Extract each line holding the word "that" from the entries.

# Records for the exercise
>> START
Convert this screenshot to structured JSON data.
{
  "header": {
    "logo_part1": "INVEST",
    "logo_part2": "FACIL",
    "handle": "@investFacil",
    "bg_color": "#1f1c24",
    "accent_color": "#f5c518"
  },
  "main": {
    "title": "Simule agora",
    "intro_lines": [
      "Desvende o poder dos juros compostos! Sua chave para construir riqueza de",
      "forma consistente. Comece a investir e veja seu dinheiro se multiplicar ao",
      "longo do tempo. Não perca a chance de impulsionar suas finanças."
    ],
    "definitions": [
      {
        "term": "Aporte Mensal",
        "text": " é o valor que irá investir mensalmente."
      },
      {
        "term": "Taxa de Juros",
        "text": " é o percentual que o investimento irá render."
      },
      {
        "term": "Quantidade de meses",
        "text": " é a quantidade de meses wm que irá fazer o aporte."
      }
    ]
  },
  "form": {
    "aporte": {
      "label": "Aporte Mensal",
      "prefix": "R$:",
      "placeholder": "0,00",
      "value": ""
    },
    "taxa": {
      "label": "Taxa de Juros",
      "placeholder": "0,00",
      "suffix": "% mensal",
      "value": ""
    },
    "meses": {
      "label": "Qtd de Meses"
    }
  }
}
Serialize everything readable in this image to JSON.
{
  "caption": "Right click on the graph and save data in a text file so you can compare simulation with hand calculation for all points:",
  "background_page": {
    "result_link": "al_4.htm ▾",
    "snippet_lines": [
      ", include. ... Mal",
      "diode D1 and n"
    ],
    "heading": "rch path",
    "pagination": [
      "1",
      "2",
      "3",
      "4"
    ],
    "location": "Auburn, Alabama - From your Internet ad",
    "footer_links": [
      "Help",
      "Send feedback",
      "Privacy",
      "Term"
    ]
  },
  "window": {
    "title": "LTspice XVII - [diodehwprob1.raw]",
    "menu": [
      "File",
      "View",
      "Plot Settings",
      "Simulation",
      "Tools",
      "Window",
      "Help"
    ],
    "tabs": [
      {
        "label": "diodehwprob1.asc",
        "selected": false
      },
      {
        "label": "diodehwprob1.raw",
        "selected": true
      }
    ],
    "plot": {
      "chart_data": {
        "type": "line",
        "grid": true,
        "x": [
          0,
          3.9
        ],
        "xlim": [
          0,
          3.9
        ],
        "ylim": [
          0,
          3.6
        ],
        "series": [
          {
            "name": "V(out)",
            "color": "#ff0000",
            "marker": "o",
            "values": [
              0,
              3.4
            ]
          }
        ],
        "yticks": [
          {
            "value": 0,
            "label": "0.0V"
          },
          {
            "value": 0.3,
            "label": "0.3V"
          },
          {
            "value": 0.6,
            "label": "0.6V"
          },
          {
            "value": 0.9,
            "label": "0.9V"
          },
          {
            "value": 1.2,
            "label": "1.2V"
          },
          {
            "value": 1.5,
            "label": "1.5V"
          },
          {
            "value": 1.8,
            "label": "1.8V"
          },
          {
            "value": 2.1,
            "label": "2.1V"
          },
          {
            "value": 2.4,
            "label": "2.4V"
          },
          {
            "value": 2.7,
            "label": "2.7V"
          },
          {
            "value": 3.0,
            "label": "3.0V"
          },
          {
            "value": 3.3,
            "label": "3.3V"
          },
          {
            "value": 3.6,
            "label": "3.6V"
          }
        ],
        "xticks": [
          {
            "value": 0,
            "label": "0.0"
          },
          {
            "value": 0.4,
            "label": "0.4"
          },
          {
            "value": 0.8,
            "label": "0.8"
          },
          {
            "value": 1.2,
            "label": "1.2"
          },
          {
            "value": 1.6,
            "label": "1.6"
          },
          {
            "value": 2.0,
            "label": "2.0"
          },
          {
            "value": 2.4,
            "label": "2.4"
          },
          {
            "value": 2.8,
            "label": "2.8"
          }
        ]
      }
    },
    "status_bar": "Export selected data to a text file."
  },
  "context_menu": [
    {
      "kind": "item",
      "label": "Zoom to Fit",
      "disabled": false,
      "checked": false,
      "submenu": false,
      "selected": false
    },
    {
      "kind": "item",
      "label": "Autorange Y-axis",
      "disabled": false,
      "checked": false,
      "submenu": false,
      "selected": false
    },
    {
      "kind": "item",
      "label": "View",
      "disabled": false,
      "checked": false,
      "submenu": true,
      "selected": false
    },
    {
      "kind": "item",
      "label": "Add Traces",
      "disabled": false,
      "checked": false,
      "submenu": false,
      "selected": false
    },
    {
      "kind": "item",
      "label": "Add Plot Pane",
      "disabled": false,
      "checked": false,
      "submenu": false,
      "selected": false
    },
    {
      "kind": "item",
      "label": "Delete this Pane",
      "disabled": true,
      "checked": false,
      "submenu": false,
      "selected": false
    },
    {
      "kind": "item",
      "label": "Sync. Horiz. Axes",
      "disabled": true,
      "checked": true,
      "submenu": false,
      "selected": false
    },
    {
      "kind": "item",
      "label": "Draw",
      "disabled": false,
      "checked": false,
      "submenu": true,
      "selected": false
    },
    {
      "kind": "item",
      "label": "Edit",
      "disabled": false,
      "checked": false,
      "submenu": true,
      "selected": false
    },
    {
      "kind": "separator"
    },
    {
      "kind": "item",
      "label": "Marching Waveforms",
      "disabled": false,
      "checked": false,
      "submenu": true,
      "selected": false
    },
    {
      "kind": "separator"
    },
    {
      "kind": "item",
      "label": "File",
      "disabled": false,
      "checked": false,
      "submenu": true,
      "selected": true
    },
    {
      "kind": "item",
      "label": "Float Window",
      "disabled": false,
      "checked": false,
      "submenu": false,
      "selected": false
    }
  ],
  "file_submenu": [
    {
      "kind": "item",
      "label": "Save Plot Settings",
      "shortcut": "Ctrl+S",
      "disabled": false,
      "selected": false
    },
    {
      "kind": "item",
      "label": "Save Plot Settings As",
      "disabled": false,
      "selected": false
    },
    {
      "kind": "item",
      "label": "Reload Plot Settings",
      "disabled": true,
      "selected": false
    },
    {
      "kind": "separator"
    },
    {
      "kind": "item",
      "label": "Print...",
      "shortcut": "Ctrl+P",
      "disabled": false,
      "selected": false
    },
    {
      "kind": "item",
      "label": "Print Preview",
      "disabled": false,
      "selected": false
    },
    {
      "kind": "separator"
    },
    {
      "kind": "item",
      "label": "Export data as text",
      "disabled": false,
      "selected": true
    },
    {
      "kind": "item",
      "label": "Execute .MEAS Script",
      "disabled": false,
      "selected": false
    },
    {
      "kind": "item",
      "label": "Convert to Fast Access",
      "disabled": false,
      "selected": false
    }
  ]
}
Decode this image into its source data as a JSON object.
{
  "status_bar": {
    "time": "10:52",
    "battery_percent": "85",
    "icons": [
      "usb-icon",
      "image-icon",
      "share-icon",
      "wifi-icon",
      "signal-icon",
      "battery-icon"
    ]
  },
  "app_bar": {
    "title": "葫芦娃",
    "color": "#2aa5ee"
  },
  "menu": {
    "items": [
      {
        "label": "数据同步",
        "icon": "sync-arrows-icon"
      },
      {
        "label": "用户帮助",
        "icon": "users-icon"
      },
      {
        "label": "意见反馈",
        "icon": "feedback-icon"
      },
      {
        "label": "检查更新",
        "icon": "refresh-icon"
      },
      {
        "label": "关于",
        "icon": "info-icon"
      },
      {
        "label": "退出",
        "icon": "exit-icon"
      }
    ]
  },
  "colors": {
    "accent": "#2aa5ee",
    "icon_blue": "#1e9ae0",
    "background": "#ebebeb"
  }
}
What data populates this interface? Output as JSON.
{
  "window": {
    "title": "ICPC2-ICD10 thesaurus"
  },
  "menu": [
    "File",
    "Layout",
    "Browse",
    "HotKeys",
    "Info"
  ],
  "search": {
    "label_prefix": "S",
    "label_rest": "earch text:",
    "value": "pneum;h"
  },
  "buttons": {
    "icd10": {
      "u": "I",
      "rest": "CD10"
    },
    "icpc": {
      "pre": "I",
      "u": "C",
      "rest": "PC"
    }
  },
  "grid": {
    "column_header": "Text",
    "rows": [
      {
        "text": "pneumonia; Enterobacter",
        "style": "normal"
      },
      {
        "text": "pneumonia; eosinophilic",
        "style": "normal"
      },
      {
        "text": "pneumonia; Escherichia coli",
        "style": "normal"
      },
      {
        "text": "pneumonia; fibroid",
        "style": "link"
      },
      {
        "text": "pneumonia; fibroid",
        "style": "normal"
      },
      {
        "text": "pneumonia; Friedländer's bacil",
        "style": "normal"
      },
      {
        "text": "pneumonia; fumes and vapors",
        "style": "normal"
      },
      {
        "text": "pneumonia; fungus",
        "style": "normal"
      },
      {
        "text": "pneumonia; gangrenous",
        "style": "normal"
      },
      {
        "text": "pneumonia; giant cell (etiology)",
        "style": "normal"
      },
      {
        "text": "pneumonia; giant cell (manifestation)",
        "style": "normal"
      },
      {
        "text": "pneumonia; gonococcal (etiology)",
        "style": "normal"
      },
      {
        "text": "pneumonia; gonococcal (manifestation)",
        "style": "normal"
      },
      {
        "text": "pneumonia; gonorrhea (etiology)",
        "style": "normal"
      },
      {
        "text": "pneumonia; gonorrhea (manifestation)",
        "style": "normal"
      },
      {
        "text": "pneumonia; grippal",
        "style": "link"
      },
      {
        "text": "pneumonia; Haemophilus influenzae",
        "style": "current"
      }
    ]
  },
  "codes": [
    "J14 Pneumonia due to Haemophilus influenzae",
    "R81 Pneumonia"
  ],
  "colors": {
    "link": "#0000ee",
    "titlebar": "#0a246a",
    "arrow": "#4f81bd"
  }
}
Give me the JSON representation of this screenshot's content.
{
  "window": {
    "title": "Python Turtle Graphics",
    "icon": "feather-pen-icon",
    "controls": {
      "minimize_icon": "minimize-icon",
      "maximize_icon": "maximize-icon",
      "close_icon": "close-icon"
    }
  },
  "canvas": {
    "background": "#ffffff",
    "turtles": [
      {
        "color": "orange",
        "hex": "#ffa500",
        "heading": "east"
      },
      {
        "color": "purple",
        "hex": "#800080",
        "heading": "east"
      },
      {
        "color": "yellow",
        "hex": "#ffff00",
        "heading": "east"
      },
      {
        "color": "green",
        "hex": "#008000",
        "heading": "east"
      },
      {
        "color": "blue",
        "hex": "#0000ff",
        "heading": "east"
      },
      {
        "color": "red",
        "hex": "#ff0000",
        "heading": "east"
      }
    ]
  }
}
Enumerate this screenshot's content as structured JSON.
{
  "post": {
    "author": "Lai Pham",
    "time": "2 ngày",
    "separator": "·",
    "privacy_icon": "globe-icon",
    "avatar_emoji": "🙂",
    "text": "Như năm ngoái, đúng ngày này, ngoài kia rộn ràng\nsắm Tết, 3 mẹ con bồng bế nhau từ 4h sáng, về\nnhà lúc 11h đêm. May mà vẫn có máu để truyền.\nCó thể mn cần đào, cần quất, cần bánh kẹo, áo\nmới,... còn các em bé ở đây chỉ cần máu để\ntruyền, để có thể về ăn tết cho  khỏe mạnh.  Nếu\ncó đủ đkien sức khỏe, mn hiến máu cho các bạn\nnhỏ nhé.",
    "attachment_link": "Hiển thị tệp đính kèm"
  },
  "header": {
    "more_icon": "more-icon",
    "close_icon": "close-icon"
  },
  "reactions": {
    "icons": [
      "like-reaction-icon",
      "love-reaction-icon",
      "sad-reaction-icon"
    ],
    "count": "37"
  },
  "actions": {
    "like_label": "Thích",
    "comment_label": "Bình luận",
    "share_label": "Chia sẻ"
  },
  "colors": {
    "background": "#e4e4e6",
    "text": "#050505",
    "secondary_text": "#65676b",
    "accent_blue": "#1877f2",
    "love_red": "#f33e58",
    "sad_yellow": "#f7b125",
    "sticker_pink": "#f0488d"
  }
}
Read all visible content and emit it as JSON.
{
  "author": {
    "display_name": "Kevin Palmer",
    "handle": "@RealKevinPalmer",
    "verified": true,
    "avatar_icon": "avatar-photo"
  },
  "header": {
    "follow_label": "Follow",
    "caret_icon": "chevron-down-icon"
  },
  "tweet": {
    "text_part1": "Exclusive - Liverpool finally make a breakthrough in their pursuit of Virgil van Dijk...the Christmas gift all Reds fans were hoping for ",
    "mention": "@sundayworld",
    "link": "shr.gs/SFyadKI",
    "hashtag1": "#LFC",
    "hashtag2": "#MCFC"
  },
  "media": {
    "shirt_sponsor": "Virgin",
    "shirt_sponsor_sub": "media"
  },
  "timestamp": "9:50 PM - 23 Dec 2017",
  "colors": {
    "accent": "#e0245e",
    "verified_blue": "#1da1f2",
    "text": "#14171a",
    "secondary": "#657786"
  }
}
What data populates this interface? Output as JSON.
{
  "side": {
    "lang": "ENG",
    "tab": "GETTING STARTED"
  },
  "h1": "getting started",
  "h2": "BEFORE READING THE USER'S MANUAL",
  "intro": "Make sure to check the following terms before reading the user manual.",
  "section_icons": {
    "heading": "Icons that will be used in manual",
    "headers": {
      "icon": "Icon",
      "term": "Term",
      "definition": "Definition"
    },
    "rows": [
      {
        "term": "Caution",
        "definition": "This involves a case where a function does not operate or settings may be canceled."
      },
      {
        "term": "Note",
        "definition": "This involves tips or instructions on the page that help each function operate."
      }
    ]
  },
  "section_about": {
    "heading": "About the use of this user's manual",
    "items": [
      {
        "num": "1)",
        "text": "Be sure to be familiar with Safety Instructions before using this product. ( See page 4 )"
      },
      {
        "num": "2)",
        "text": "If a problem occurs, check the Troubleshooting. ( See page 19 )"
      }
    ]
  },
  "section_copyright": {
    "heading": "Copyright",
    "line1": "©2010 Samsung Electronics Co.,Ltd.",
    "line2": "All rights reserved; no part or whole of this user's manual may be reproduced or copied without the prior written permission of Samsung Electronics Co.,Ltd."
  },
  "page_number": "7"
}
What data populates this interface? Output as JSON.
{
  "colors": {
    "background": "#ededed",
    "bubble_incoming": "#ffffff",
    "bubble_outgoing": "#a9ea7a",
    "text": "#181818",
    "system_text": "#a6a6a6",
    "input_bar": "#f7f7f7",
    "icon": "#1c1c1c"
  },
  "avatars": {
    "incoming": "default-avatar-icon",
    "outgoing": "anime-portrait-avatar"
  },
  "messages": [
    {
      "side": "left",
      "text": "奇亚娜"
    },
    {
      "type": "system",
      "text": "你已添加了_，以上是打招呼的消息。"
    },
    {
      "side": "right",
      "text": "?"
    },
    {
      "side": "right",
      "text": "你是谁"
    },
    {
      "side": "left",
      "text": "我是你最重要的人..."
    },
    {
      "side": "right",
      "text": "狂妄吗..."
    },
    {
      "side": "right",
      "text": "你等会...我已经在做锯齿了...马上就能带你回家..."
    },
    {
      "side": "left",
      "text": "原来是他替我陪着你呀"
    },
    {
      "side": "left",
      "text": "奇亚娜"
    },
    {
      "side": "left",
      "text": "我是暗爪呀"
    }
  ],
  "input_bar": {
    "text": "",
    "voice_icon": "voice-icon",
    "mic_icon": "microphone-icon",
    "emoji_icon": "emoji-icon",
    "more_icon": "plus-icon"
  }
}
>> END
# Correct response
    "heading": "Icons that will be used in manual",
        "definition": "This involves tips or instructions on the page that help each function operate."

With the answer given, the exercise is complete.